- [OBJECTIVE]: In the records below, locate the line containing "What text is on this page?"; output that line and every following line through the last, exactly.

- [SUPPLIED DATA]:
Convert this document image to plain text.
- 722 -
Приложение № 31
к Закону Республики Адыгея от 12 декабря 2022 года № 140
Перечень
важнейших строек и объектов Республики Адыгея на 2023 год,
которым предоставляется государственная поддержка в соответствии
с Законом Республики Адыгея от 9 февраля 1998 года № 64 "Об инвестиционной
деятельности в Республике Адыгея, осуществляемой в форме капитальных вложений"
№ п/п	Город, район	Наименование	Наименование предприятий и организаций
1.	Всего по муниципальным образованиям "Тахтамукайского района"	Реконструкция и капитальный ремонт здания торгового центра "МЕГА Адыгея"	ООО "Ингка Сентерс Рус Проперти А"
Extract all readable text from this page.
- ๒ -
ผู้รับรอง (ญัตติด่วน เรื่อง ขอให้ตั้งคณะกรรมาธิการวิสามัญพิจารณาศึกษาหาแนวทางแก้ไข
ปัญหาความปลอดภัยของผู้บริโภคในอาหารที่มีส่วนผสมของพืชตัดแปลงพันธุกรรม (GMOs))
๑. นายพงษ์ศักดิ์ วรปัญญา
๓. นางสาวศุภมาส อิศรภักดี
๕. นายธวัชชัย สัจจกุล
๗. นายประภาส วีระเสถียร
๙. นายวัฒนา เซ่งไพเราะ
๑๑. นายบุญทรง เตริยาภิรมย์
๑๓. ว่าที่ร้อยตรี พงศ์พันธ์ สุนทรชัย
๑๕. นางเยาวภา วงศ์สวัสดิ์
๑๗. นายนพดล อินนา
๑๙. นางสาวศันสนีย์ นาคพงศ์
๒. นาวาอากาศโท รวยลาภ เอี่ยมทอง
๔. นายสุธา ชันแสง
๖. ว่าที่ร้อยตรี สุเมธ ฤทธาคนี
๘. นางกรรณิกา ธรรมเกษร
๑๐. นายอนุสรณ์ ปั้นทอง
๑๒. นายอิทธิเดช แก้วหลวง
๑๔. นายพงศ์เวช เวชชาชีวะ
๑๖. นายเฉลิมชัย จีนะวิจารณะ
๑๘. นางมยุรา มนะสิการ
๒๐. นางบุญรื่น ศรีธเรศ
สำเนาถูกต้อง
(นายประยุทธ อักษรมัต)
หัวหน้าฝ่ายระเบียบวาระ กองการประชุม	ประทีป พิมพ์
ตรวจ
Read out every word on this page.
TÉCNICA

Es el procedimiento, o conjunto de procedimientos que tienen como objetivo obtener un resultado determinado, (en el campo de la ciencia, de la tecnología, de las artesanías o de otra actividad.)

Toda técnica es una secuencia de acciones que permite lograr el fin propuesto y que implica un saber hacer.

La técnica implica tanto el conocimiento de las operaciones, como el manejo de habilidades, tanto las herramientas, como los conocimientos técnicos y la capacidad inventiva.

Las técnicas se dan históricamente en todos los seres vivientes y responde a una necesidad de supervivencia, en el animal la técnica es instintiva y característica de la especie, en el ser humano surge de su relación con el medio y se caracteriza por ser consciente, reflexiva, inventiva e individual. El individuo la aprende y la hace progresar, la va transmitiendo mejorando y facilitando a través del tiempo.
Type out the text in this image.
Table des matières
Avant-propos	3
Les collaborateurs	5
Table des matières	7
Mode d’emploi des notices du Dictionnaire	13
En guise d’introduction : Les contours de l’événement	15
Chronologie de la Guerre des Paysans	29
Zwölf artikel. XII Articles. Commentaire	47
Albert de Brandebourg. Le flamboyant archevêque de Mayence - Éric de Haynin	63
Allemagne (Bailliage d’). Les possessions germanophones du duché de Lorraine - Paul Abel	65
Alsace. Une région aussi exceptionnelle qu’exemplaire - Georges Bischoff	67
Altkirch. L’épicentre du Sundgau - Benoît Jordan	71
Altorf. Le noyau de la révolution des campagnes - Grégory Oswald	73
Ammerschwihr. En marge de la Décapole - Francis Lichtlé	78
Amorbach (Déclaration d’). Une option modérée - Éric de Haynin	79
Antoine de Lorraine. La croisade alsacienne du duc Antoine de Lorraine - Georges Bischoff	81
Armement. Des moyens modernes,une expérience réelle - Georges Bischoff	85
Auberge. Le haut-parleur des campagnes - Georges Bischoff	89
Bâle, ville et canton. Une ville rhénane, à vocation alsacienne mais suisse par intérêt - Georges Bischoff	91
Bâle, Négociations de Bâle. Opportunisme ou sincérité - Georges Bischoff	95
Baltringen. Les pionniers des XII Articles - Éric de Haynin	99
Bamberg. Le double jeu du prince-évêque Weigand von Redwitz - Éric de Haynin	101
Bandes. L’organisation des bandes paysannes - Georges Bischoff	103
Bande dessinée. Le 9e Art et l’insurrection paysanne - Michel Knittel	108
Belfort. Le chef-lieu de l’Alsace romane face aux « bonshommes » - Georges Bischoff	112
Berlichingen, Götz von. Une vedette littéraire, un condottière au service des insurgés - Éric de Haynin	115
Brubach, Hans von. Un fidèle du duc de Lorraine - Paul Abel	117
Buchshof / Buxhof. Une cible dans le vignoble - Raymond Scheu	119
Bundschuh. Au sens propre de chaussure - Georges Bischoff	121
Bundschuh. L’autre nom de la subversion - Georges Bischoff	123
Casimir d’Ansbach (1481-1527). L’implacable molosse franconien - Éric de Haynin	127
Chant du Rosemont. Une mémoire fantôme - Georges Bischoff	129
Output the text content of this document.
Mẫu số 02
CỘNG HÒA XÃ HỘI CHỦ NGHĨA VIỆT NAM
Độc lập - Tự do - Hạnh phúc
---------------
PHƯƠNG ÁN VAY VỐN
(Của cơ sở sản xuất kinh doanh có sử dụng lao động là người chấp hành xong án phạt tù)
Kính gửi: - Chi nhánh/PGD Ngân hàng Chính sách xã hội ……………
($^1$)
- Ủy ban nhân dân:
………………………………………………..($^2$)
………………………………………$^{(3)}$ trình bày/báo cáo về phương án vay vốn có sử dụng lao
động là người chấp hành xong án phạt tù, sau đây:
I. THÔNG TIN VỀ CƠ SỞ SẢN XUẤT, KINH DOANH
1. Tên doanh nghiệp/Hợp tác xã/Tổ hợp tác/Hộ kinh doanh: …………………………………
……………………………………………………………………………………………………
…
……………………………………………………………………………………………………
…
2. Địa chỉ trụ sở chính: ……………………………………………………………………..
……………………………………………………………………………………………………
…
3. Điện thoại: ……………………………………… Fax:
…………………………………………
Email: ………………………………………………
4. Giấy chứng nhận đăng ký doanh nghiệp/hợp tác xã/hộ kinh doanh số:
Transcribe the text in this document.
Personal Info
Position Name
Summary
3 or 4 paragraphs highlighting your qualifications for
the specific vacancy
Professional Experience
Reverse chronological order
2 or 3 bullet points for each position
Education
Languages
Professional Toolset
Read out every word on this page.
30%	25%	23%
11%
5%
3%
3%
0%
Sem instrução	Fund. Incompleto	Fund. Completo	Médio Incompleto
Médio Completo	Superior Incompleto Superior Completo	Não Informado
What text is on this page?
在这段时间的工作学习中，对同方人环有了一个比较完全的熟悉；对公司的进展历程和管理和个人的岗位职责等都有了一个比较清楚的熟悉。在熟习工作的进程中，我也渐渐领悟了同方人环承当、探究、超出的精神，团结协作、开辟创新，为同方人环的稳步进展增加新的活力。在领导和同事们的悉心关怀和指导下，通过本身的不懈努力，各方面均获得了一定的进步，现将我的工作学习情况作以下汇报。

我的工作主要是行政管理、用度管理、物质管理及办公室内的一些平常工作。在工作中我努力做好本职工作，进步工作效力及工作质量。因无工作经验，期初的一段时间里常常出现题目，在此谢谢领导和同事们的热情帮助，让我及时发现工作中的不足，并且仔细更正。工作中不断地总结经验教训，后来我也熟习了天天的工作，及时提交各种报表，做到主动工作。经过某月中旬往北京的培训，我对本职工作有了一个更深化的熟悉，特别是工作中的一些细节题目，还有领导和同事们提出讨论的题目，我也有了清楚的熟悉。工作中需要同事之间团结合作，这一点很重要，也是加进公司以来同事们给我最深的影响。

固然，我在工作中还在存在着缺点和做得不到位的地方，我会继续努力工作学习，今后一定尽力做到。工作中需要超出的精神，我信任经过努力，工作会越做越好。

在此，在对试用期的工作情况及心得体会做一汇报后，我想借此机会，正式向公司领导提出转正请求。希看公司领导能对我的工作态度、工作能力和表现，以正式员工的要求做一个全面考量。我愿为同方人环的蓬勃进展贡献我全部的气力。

- [OUTPUT]:
What text is on this page?
在这段时间的工作学习中，对同方人环有了一个比较完全的熟悉；对公司的进展历程和管理和个人的岗位职责等都有了一个比较清楚的熟悉。在熟习工作的进程中，我也渐渐领悟了同方人环承当、探究、超出的精神，团结协作、开辟创新，为同方人环的稳步进展增加新的活力。在领导和同事们的悉心关怀和指导下，通过本身的不懈努力，各方面均获得了一定的进步，现将我的工作学习情况作以下汇报。

我的工作主要是行政管理、用度管理、物质管理及办公室内的一些平常工作。在工作中我努力做好本职工作，进步工作效力及工作质量。因无工作经验，期初的一段时间里常常出现题目，在此谢谢领导和同事们的热情帮助，让我及时发现工作中的不足，并且仔细更正。工作中不断地总结经验教训，后来我也熟习了天天的工作，及时提交各种报表，做到主动工作。经过某月中旬往北京的培训，我对本职工作有了一个更深化的熟悉，特别是工作中的一些细节题目，还有领导和同事们提出讨论的题目，我也有了清楚的熟悉。工作中需要同事之间团结合作，这一点很重要，也是加进公司以来同事们给我最深的影响。

固然，我在工作中还在存在着缺点和做得不到位的地方，我会继续努力工作学习，今后一定尽力做到。工作中需要超出的精神，我信任经过努力，工作会越做越好。

在此，在对试用期的工作情况及心得体会做一汇报后，我想借此机会，正式向公司领导提出转正请求。希看公司领导能对我的工作态度、工作能力和表现，以正式员工的要求做一个全面考量。我愿为同方人环的蓬勃进展贡献我全部的气力。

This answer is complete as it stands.